**Extract to read**

Originally Published 2017-08-29 10:11:26 Published on Aug 29, 2017
Modi regime wise to not claim victory over China

So what has happened in Doklam? Has it been a famous victory for India over China? Or vice versa? Frankly, we don't know enough yet. Nor is victory-or-defeat the right framework to be using right now. This was diplomacy, not war. What matters is this: cooler heads have prevailed, on both sides.

Before we get to what we still don't know, let's take a moment to consider what this means for the conduct of Indian foreign policy. Whatever the lineaments of the deal between India and China that we eventually discern, this is, in my opinion, a win for "traditional" diplomacy over "non-traditional" efforts. In other words, the career bureaucrats at the Ministry of External Affairs deserve a great deal of credit for effectively keeping political considerations aside and ensuring that the Doklam confrontation didn't escalate. Multiple leaks before the Modi-Xi meeting in Hamburg told us that would make a difference; it didn't. Multiple leaks before Ajit Doval's trip to Beijing told us that would be a game-changer; it wasn't. In the end, it was traditional backroom diplomacy that got the job done.

It is premature - and, indeed, unnecessary - to try and spin this as a "victory" for one side or another. In issues of such strategic importance, no great power does anything unilaterally. It is unlikely there was a "mutual withdrawal", as some have claimed; India's statement about "disengagement" was quite clear in its implications. "Withdrawal" and "disengagement" are two different things; nor did the Indian foreign ministry make any claims about "mutual" action. The Chinese foreign ministry, meanwhile, said Indian troops withdrew, and that it would maintain patrolling plus its "exercise of sovereign rights". There is no contradiction here. It is entirely possible for the Chinese to continue patrolling while Indian troops return to their bunkers having achieved the aim of stopping road-building by the Chinese side in disputed territory.

**Rows**
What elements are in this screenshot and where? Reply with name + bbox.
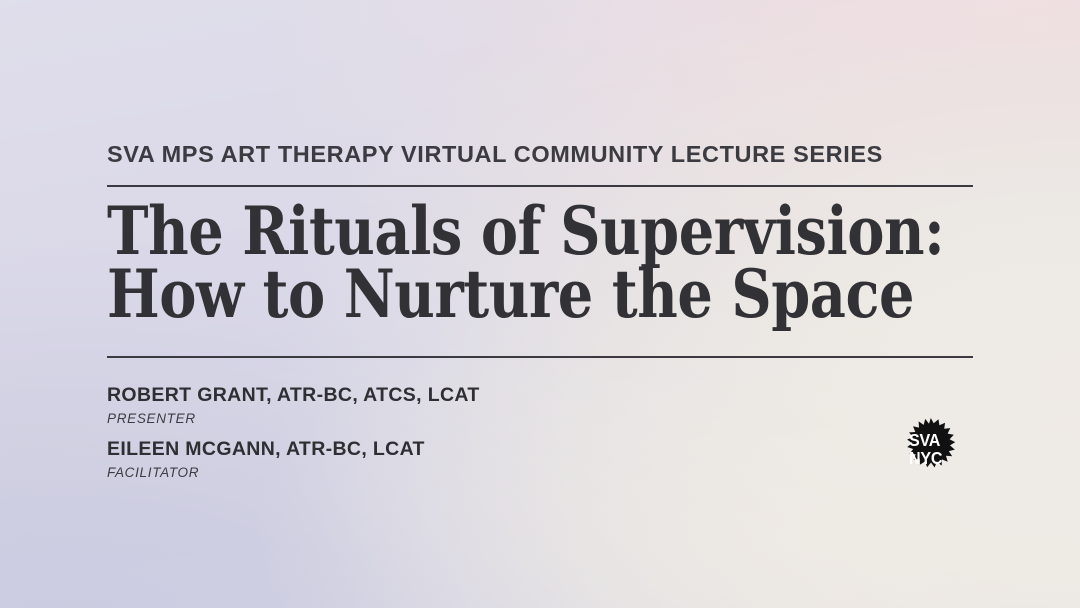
page-title-line-2: How to Nurture the Space <box>107 263 851 326</box>
page-title-line-1: The Rituals of Supervision: <box>107 200 851 263</box>
logo-line-sva: SVA <box>909 432 949 450</box>
logo-line-nyc: NYC <box>909 450 949 468</box>
page-title: The Rituals of Supervision: How to Nurtu… <box>107 200 851 326</box>
series-eyebrow: SVA MPS ART THERAPY VIRTUAL COMMUNITY LE… <box>107 143 883 167</box>
divider-bottom <box>107 356 973 358</box>
presenter-name: ROBERT GRANT, ATR-BC, ATCS, LCAT <box>107 383 480 408</box>
slide-content: SVA MPS ART THERAPY VIRTUAL COMMUNITY LE… <box>107 0 973 608</box>
lecture-title-slide: SVA MPS ART THERAPY VIRTUAL COMMUNITY LE… <box>0 0 1080 608</box>
logo-wordmark: SVA NYC <box>909 432 949 467</box>
sva-nyc-logo: SVA NYC <box>893 415 967 489</box>
credits-block: ROBERT GRANT, ATR-BC, ATCS, LCAT PRESENT… <box>107 383 480 491</box>
facilitator-role: FACILITATOR <box>107 462 480 483</box>
divider-top <box>107 185 973 187</box>
presenter-role: PRESENTER <box>107 408 480 429</box>
facilitator-name: EILEEN MCGANN, ATR-BC, LCAT <box>107 437 480 462</box>
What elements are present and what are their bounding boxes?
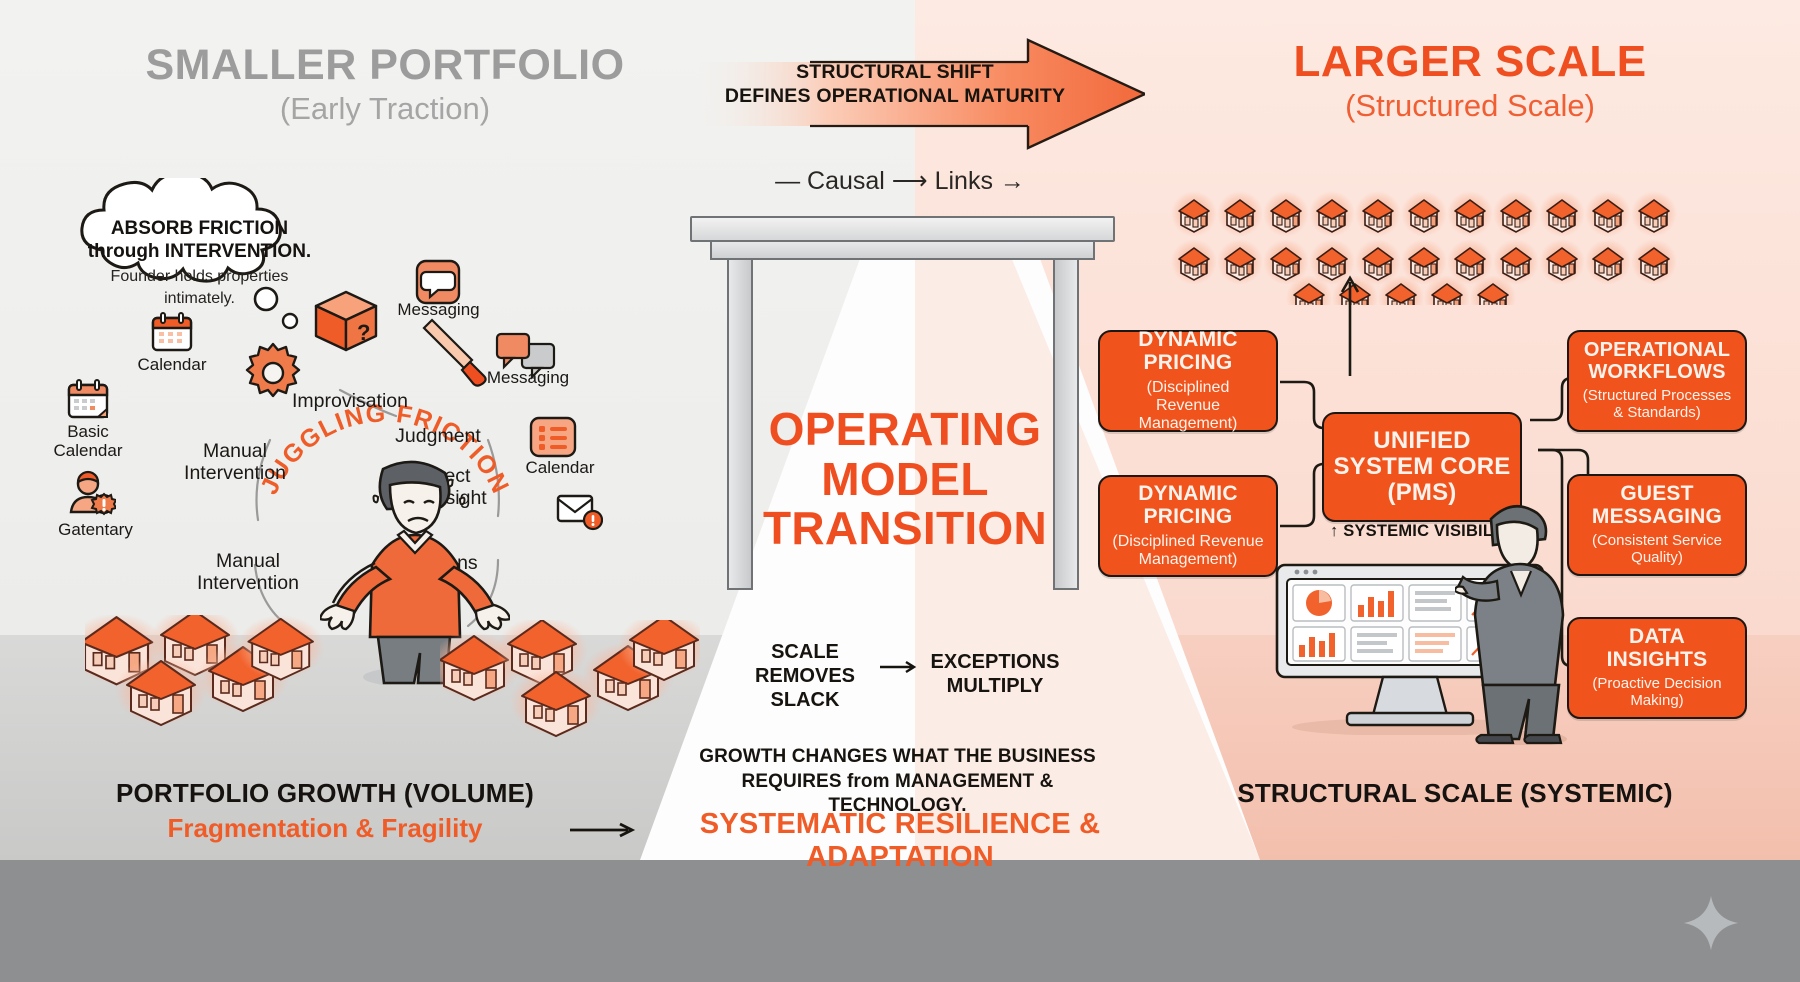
- operational-workflows-box[interactable]: OPERATIONAL WORKFLOWS (Structured Proces…: [1567, 330, 1747, 432]
- footer-center: SYSTEMATIC RESILIENCE & ADAPTATION: [610, 808, 1190, 874]
- houses-cluster-left-b: [440, 620, 700, 755]
- footer-left-line2: Fragmentation & Fragility: [85, 813, 565, 844]
- causal-links-label: — Causal ⟶ Links →: [700, 166, 1100, 196]
- guest-messaging-box[interactable]: GUEST MESSAGING (Consistent Service Qual…: [1567, 474, 1747, 576]
- growth-note-line1: GROWTH CHANGES WHAT THE BUSINESS: [690, 745, 1105, 770]
- gm-subtitle: (Consistent Service Quality): [1592, 533, 1722, 567]
- sparkle-icon: [1680, 892, 1742, 954]
- basic-calendar-icon: [64, 375, 112, 423]
- gatentary-label: Gatentary: [38, 520, 153, 539]
- judgment-label: Judgment: [378, 425, 498, 447]
- dynamic-pricing-box-1[interactable]: DYNAMIC PRICING (Disciplined Revenue Man…: [1098, 330, 1278, 432]
- operating-model-transition-title: OPERATING MODEL TRANSITION: [735, 405, 1075, 554]
- dp1-title: DYNAMIC PRICING: [1138, 329, 1237, 374]
- improvisation-label: Improvisation: [270, 390, 430, 412]
- gm-title: GUEST MESSAGING: [1592, 483, 1722, 528]
- dynamic-pricing-box-2[interactable]: DYNAMIC PRICING (Disciplined Revenue Man…: [1098, 475, 1278, 577]
- houses-cluster-left-a: [85, 615, 385, 755]
- omt-line3: TRANSITION: [735, 504, 1075, 554]
- footer-left: PORTFOLIO GROWTH (VOLUME) Fragmentation …: [85, 778, 565, 844]
- arrow-label-line2: DEFINES OPERATIONAL MATURITY: [700, 84, 1090, 108]
- infographic-canvas: SMALLER PORTFOLIO (Early Traction) LARGE…: [0, 0, 1800, 982]
- messaging-icon: [414, 258, 462, 306]
- exceptions-multiply-label: EXCEPTIONS MULTIPLY: [920, 650, 1070, 698]
- omt-line1: OPERATING: [735, 405, 1075, 455]
- di-subtitle: (Proactive Decision Making): [1592, 676, 1721, 710]
- right-header-subtitle: (Structured Scale): [1190, 87, 1750, 126]
- left-header: SMALLER PORTFOLIO (Early Traction): [95, 44, 675, 129]
- arrow-label: STRUCTURAL SHIFT DEFINES OPERATIONAL MAT…: [700, 60, 1090, 108]
- bubble-line4: intimately.: [82, 289, 317, 308]
- bubble-line2: through INTERVENTION.: [82, 241, 317, 264]
- ow-subtitle: (Structured Processes & Standards): [1583, 388, 1731, 422]
- ow-title: OPERATIONAL WORKFLOWS: [1584, 340, 1730, 383]
- arrow-label-line1: STRUCTURAL SHIFT: [700, 60, 1090, 84]
- manual-intervention-lower-label: Manual Intervention: [182, 550, 314, 595]
- dp2-title: DYNAMIC PRICING: [1138, 483, 1237, 528]
- bubble-line3: Founder holds properties: [82, 267, 317, 286]
- dp2-subtitle: (Disciplined Revenue Management): [1112, 533, 1263, 569]
- footer-right: STRUCTURAL SCALE (SYSTEMIC): [1215, 778, 1695, 809]
- center-arrow-icon: [880, 660, 922, 674]
- upward-arrow-icon: [1330, 268, 1370, 378]
- manual-intervention-upper-label: Manual Intervention: [170, 440, 300, 485]
- left-header-subtitle: (Early Traction): [95, 90, 675, 129]
- door-lintel-top: [690, 216, 1115, 242]
- bottom-bar: [0, 860, 1800, 982]
- data-insights-box[interactable]: DATA INSIGHTS (Proactive Decision Making…: [1567, 617, 1747, 719]
- gatentary-icon: [66, 470, 116, 518]
- right-header: LARGER SCALE (Structured Scale): [1190, 40, 1750, 126]
- right-header-title: LARGER SCALE: [1190, 40, 1750, 85]
- left-header-title: SMALLER PORTFOLIO: [95, 44, 675, 88]
- omt-line2: MODEL: [735, 455, 1075, 505]
- bubble-line1: ABSORB FRICTION: [82, 218, 317, 241]
- manager-character: [1455, 495, 1585, 745]
- di-title: DATA INSIGHTS: [1607, 626, 1708, 671]
- basic-calendar-label: Basic Calendar: [38, 422, 138, 461]
- footer-left-line1: PORTFOLIO GROWTH (VOLUME): [85, 778, 565, 809]
- door-lintel-lower: [710, 242, 1095, 260]
- houses-grid-right: [1170, 190, 1700, 305]
- thought-bubble-text: ABSORB FRICTION through INTERVENTION. Fo…: [82, 218, 317, 308]
- scale-removes-slack-label: SCALE REMOVES SLACK: [740, 640, 870, 712]
- dp1-subtitle: (Disciplined Revenue Management): [1108, 379, 1268, 433]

**Instructions**
**A)** In the piece on the Doklam standoff, list each distinct term that the paragraph beginning "It is premature" puts in double quotation marks, giving each one only once.
**B)** Write the next part of the commentary on the Doklam standoff, picking up after its last sentence.

**Task answers**
**A)** victory; mutual withdrawal; disengagement; withdrawal; mutual; exercise of sovereign rights

**B)**
Note that we simply do not know at this point if this particular aim was in fact achieved. The Indian statement does not mention the road; the Chinese statement coyly hints at its "sovereign rights", a formulation it has used to defend its "legal and legitimate" road-building in the past. Thus, anyone declaring "victory" does not know what they're talking about. For one, we will need to wait and see if the Chinese have in fact given up their road project. My Observer Research Foundation colleague Abhijnan Rej, who studies strategic standoffs from a game-theoretic perspective, has argued we need to find an empirically testable outcome that reveals what may have been agreed behind closed doors, and suggests that we should keep an eye on whether Chinese earth-moving and road-building equipment is still there a week from now.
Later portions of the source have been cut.